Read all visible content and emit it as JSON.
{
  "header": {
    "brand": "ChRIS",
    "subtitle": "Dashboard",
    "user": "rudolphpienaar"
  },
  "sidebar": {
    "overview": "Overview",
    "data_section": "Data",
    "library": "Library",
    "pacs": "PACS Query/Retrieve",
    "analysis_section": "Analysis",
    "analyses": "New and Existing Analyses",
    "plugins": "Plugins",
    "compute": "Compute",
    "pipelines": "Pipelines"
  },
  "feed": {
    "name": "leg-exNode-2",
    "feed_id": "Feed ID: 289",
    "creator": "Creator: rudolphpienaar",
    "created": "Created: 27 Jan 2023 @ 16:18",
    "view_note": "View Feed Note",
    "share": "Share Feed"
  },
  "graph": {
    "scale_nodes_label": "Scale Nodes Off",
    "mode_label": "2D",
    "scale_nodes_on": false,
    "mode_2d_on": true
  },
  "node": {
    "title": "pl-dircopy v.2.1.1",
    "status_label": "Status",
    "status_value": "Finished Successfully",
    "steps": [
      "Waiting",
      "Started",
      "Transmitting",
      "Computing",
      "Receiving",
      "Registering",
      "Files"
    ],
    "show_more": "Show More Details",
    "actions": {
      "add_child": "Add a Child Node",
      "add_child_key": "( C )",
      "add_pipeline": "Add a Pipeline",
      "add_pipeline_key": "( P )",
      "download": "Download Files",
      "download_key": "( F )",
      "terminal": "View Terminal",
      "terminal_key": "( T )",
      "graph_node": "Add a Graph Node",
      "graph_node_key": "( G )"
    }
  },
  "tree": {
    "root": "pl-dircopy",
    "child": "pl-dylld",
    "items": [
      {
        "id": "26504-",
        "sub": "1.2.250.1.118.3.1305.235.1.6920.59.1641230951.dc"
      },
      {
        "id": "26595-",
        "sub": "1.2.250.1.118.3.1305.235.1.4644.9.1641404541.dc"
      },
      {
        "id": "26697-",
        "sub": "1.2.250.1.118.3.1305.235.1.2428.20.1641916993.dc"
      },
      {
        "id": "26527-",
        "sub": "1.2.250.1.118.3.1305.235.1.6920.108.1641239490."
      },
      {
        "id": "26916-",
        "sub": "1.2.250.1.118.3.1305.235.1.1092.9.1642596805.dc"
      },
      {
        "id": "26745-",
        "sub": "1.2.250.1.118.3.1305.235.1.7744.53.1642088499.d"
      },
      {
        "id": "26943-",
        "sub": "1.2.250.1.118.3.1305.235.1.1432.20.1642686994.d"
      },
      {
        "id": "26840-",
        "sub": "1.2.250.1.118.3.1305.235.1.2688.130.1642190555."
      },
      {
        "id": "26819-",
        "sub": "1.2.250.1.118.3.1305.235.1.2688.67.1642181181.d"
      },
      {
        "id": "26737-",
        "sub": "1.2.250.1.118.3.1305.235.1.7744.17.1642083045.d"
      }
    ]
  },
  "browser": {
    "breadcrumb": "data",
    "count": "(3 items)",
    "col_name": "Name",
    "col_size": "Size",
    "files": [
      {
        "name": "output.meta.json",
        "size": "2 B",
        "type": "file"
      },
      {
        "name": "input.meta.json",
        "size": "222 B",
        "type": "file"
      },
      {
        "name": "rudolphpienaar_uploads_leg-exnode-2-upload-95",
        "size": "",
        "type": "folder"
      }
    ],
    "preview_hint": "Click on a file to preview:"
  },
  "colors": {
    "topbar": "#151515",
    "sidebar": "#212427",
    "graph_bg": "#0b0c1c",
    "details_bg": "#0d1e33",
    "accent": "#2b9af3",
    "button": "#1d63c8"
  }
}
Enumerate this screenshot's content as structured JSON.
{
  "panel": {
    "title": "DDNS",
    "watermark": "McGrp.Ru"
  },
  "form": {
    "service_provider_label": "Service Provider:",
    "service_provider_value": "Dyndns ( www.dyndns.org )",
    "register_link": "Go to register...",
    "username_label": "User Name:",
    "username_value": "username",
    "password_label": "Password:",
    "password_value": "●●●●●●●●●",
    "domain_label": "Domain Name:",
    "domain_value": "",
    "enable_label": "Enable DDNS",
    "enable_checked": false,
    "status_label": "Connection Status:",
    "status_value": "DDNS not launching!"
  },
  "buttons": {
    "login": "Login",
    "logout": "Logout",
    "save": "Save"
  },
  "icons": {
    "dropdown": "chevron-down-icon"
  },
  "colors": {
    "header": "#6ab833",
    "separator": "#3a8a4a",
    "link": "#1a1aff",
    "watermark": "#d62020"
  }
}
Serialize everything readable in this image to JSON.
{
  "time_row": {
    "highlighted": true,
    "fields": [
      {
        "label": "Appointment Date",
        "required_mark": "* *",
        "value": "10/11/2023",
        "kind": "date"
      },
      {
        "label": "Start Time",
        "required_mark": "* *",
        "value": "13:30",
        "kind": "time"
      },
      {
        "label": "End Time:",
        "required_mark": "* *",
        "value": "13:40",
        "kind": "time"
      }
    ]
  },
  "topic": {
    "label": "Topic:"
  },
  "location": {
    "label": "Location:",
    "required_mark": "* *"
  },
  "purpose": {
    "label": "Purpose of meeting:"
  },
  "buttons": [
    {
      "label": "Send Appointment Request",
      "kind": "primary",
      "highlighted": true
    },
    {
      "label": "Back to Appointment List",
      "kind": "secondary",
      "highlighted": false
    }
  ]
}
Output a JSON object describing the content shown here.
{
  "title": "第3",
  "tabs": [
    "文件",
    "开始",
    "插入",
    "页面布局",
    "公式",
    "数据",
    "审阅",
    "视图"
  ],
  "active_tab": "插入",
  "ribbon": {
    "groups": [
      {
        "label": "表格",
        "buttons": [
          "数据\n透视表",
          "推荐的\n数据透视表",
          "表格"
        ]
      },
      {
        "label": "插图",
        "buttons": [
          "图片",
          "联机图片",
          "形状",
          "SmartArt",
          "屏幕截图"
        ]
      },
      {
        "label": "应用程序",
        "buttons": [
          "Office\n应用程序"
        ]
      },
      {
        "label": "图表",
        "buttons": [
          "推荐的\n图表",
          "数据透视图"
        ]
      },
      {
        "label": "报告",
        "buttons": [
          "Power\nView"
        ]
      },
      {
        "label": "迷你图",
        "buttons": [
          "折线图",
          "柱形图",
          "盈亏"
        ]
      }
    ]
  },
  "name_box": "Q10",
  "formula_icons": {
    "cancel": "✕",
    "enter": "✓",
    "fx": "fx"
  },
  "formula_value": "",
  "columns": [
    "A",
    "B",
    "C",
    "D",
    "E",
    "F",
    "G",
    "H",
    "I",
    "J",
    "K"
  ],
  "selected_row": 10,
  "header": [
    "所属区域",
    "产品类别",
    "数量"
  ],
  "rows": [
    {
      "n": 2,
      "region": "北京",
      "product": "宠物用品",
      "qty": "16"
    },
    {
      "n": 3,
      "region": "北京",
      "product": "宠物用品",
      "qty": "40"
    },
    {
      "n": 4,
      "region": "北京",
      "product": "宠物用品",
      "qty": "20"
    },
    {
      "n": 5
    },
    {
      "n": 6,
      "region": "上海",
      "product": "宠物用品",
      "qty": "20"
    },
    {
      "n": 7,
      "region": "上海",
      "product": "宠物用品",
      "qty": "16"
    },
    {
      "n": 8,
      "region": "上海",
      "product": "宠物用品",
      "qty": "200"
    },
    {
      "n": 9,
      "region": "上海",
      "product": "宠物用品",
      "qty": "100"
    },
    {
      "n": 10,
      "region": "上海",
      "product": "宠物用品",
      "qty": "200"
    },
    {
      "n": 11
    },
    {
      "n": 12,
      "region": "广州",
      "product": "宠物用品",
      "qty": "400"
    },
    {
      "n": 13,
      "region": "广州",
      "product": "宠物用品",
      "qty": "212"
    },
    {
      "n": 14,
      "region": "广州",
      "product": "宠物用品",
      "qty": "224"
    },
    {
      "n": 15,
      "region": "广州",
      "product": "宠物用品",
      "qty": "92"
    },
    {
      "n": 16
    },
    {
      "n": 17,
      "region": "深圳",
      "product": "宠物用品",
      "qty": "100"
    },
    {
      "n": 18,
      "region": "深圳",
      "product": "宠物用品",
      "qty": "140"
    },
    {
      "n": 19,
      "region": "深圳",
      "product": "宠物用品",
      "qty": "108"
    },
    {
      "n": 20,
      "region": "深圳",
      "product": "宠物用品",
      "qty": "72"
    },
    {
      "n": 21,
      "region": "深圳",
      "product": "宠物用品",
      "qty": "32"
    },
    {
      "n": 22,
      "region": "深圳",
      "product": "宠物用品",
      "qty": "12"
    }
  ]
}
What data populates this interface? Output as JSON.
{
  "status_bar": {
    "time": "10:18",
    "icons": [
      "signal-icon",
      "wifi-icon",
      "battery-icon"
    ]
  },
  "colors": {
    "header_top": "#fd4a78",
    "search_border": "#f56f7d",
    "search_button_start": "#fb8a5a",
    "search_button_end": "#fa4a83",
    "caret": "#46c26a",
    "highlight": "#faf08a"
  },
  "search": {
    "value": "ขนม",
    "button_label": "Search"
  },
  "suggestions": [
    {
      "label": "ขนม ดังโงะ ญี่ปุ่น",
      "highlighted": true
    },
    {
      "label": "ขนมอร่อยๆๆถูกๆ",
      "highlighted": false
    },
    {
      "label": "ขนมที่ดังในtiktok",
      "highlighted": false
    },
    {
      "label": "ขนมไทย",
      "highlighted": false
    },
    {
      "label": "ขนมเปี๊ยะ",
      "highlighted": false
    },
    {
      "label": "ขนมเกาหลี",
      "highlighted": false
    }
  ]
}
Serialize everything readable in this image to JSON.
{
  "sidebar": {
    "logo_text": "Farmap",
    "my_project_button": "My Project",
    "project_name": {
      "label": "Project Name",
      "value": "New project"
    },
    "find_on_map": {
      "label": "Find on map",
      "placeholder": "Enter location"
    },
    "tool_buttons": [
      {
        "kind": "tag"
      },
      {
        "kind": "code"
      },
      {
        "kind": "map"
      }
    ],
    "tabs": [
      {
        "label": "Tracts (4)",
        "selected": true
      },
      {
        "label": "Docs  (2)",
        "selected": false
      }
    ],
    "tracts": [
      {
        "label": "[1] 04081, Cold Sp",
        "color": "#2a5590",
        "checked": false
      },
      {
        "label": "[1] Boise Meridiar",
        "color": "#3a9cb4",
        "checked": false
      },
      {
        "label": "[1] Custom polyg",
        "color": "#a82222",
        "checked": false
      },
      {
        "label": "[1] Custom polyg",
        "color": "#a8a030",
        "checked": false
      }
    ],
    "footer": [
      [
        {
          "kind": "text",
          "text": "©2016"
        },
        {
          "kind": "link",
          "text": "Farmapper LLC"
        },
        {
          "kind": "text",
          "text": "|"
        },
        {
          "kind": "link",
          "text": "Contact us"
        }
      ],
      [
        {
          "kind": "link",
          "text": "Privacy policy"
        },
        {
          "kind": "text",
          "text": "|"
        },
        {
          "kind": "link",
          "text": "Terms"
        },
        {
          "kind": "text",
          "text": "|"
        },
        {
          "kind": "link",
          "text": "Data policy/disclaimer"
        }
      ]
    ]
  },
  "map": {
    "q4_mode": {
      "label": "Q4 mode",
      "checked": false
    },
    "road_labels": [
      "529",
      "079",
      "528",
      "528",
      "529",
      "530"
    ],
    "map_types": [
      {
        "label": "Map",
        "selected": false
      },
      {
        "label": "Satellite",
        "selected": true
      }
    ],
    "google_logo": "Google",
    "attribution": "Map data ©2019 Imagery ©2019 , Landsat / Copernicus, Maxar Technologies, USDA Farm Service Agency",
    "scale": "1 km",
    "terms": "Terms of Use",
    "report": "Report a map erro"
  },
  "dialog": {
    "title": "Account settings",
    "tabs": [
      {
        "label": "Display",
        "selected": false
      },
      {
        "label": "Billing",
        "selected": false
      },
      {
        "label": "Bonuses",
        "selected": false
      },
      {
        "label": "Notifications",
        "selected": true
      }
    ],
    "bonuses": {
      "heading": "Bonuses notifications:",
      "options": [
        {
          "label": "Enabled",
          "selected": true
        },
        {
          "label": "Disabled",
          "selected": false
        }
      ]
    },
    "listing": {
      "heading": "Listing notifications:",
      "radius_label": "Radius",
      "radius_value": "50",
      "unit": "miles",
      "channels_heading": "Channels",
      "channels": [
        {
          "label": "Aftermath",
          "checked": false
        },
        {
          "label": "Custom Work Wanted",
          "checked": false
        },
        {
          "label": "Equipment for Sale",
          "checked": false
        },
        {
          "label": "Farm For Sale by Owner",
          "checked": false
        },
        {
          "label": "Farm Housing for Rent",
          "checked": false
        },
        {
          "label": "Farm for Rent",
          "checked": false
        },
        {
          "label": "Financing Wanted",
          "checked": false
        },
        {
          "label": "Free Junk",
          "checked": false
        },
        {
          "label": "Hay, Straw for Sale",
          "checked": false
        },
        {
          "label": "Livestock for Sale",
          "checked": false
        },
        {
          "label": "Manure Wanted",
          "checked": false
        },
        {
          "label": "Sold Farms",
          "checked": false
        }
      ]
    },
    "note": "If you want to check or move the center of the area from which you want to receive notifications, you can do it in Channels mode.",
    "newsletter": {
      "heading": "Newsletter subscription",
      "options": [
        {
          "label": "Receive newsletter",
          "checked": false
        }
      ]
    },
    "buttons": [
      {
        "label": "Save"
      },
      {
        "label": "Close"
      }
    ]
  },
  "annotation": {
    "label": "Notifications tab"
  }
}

* [TASK INSTRUCTIONS]: Identify all lines where the word "Appointment" shows up. Copy them.

* [OUTPUT FOR THIS TASK]:
        "label": "Appointment Date",
      "label": "Send Appointment Request",
      "label": "Back to Appointment List",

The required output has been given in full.